>> Start Records shown

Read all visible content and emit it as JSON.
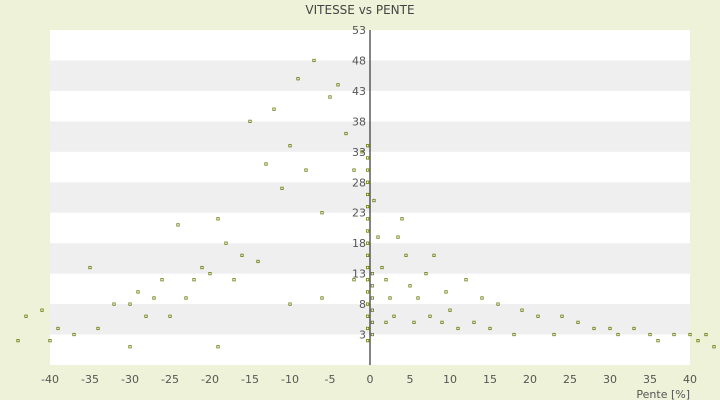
{
  "chart_data": {
    "type": "scatter",
    "title": "VITESSE vs PENTE",
    "xlabel": "Pente [%]",
    "ylabel": "",
    "xlim": [
      -40,
      40
    ],
    "ylim": [
      -2,
      53
    ],
    "x_ticks": [
      -40,
      -35,
      -30,
      -25,
      -20,
      -15,
      -10,
      -5,
      0,
      5,
      10,
      15,
      20,
      25,
      30,
      35,
      40
    ],
    "y_ticks": [
      3,
      8,
      13,
      18,
      23,
      28,
      33,
      38,
      43,
      48,
      53
    ],
    "grid": "horizontal bands",
    "point_color": "#6b7a0c",
    "band_color": "#efefef",
    "plot_bg": "#ffffff",
    "series": [
      {
        "values": [
          [
            -44,
            2
          ],
          [
            -43,
            6
          ],
          [
            -41,
            7
          ],
          [
            -40,
            2
          ],
          [
            -39,
            4
          ],
          [
            -37,
            3
          ],
          [
            -35,
            14
          ],
          [
            -34,
            4
          ],
          [
            -32,
            8
          ],
          [
            -30,
            1
          ],
          [
            -30,
            8
          ],
          [
            -29,
            10
          ],
          [
            -28,
            6
          ],
          [
            -27,
            9
          ],
          [
            -26,
            12
          ],
          [
            -25,
            6
          ],
          [
            -24,
            21
          ],
          [
            -23,
            9
          ],
          [
            -22,
            12
          ],
          [
            -21,
            14
          ],
          [
            -20,
            13
          ],
          [
            -19,
            22
          ],
          [
            -19,
            1
          ],
          [
            -18,
            18
          ],
          [
            -17,
            12
          ],
          [
            -16,
            16
          ],
          [
            -15,
            38
          ],
          [
            -14,
            15
          ],
          [
            -13,
            31
          ],
          [
            -12,
            40
          ],
          [
            -11,
            27
          ],
          [
            -10,
            34
          ],
          [
            -9,
            45
          ],
          [
            -8,
            30
          ],
          [
            -7,
            48
          ],
          [
            -6,
            23
          ],
          [
            -5,
            42
          ],
          [
            -4,
            44
          ],
          [
            -3,
            36
          ],
          [
            -2,
            30
          ],
          [
            -1,
            33
          ],
          [
            -2,
            12
          ],
          [
            -6,
            9
          ],
          [
            -10,
            8
          ],
          [
            0.5,
            25
          ],
          [
            1,
            19
          ],
          [
            1.5,
            14
          ],
          [
            2,
            12
          ],
          [
            2,
            5
          ],
          [
            2.5,
            9
          ],
          [
            3,
            6
          ],
          [
            3.5,
            19
          ],
          [
            4,
            22
          ],
          [
            4.5,
            16
          ],
          [
            5,
            11
          ],
          [
            5.5,
            5
          ],
          [
            6,
            9
          ],
          [
            7,
            13
          ],
          [
            7.5,
            6
          ],
          [
            8,
            16
          ],
          [
            9,
            5
          ],
          [
            9.5,
            10
          ],
          [
            10,
            7
          ],
          [
            11,
            4
          ],
          [
            12,
            12
          ],
          [
            13,
            5
          ],
          [
            14,
            9
          ],
          [
            15,
            4
          ],
          [
            16,
            8
          ],
          [
            18,
            3
          ],
          [
            19,
            7
          ],
          [
            21,
            6
          ],
          [
            23,
            3
          ],
          [
            24,
            6
          ],
          [
            26,
            5
          ],
          [
            28,
            4
          ],
          [
            30,
            4
          ],
          [
            31,
            3
          ],
          [
            33,
            4
          ],
          [
            35,
            3
          ],
          [
            36,
            2
          ],
          [
            38,
            3
          ],
          [
            40,
            3
          ],
          [
            41,
            2
          ],
          [
            42,
            3
          ],
          [
            43,
            1
          ],
          [
            -0.3,
            2
          ],
          [
            -0.3,
            4
          ],
          [
            -0.3,
            6
          ],
          [
            -0.3,
            8
          ],
          [
            -0.3,
            10
          ],
          [
            -0.3,
            12
          ],
          [
            -0.3,
            14
          ],
          [
            -0.3,
            16
          ],
          [
            -0.3,
            18
          ],
          [
            -0.3,
            20
          ],
          [
            -0.3,
            22
          ],
          [
            -0.3,
            24
          ],
          [
            -0.3,
            26
          ],
          [
            -0.3,
            28
          ],
          [
            -0.3,
            30
          ],
          [
            -0.3,
            32
          ],
          [
            -0.3,
            34
          ],
          [
            0.3,
            3
          ],
          [
            0.3,
            5
          ],
          [
            0.3,
            7
          ],
          [
            0.3,
            9
          ],
          [
            0.3,
            11
          ],
          [
            0.3,
            13
          ]
        ]
      }
    ]
  }
}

>> End Records shown

Transcribe every entry above exactly. Omit all pictures.

● **The completed task**
Read all visible content and emit it as JSON.
{
  "chart_data": {
    "type": "scatter",
    "title": "VITESSE vs PENTE",
    "xlabel": "Pente [%]",
    "ylabel": "",
    "xlim": [
      -40,
      40
    ],
    "ylim": [
      -2,
      53
    ],
    "x_ticks": [
      -40,
      -35,
      -30,
      -25,
      -20,
      -15,
      -10,
      -5,
      0,
      5,
      10,
      15,
      20,
      25,
      30,
      35,
      40
    ],
    "y_ticks": [
      3,
      8,
      13,
      18,
      23,
      28,
      33,
      38,
      43,
      48,
      53
    ],
    "grid": "horizontal bands",
    "point_color": "#6b7a0c",
    "band_color": "#efefef",
    "plot_bg": "#ffffff",
    "series": [
      {
        "values": [
          [
            -44,
            2
          ],
          [
            -43,
            6
          ],
          [
            -41,
            7
          ],
          [
            -40,
            2
          ],
          [
            -39,
            4
          ],
          [
            -37,
            3
          ],
          [
            -35,
            14
          ],
          [
            -34,
            4
          ],
          [
            -32,
            8
          ],
          [
            -30,
            1
          ],
          [
            -30,
            8
          ],
          [
            -29,
            10
          ],
          [
            -28,
            6
          ],
          [
            -27,
            9
          ],
          [
            -26,
            12
          ],
          [
            -25,
            6
          ],
          [
            -24,
            21
          ],
          [
            -23,
            9
          ],
          [
            -22,
            12
          ],
          [
            -21,
            14
          ],
          [
            -20,
            13
          ],
          [
            -19,
            22
          ],
          [
            -19,
            1
          ],
          [
            -18,
            18
          ],
          [
            -17,
            12
          ],
          [
            -16,
            16
          ],
          [
            -15,
            38
          ],
          [
            -14,
            15
          ],
          [
            -13,
            31
          ],
          [
            -12,
            40
          ],
          [
            -11,
            27
          ],
          [
            -10,
            34
          ],
          [
            -9,
            45
          ],
          [
            -8,
            30
          ],
          [
            -7,
            48
          ],
          [
            -6,
            23
          ],
          [
            -5,
            42
          ],
          [
            -4,
            44
          ],
          [
            -3,
            36
          ],
          [
            -2,
            30
          ],
          [
            -1,
            33
          ],
          [
            -2,
            12
          ],
          [
            -6,
            9
          ],
          [
            -10,
            8
          ],
          [
            0.5,
            25
          ],
          [
            1,
            19
          ],
          [
            1.5,
            14
          ],
          [
            2,
            12
          ],
          [
            2,
            5
          ],
          [
            2.5,
            9
          ],
          [
            3,
            6
          ],
          [
            3.5,
            19
          ],
          [
            4,
            22
          ],
          [
            4.5,
            16
          ],
          [
            5,
            11
          ],
          [
            5.5,
            5
          ],
          [
            6,
            9
          ],
          [
            7,
            13
          ],
          [
            7.5,
            6
          ],
          [
            8,
            16
          ],
          [
            9,
            5
          ],
          [
            9.5,
            10
          ],
          [
            10,
            7
          ],
          [
            11,
            4
          ],
          [
            12,
            12
          ],
          [
            13,
            5
          ],
          [
            14,
            9
          ],
          [
            15,
            4
          ],
          [
            16,
            8
          ],
          [
            18,
            3
          ],
          [
            19,
            7
          ],
          [
            21,
            6
          ],
          [
            23,
            3
          ],
          [
            24,
            6
          ],
          [
            26,
            5
          ],
          [
            28,
            4
          ],
          [
            30,
            4
          ],
          [
            31,
            3
          ],
          [
            33,
            4
          ],
          [
            35,
            3
          ],
          [
            36,
            2
          ],
          [
            38,
            3
          ],
          [
            40,
            3
          ],
          [
            41,
            2
          ],
          [
            42,
            3
          ],
          [
            43,
            1
          ],
          [
            -0.3,
            2
          ],
          [
            -0.3,
            4
          ],
          [
            -0.3,
            6
          ],
          [
            -0.3,
            8
          ],
          [
            -0.3,
            10
          ],
          [
            -0.3,
            12
          ],
          [
            -0.3,
            14
          ],
          [
            -0.3,
            16
          ],
          [
            -0.3,
            18
          ],
          [
            -0.3,
            20
          ],
          [
            -0.3,
            22
          ],
          [
            -0.3,
            24
          ],
          [
            -0.3,
            26
          ],
          [
            -0.3,
            28
          ],
          [
            -0.3,
            30
          ],
          [
            -0.3,
            32
          ],
          [
            -0.3,
            34
          ],
          [
            0.3,
            3
          ],
          [
            0.3,
            5
          ],
          [
            0.3,
            7
          ],
          [
            0.3,
            9
          ],
          [
            0.3,
            11
          ],
          [
            0.3,
            13
          ]
        ]
      }
    ]
  }
}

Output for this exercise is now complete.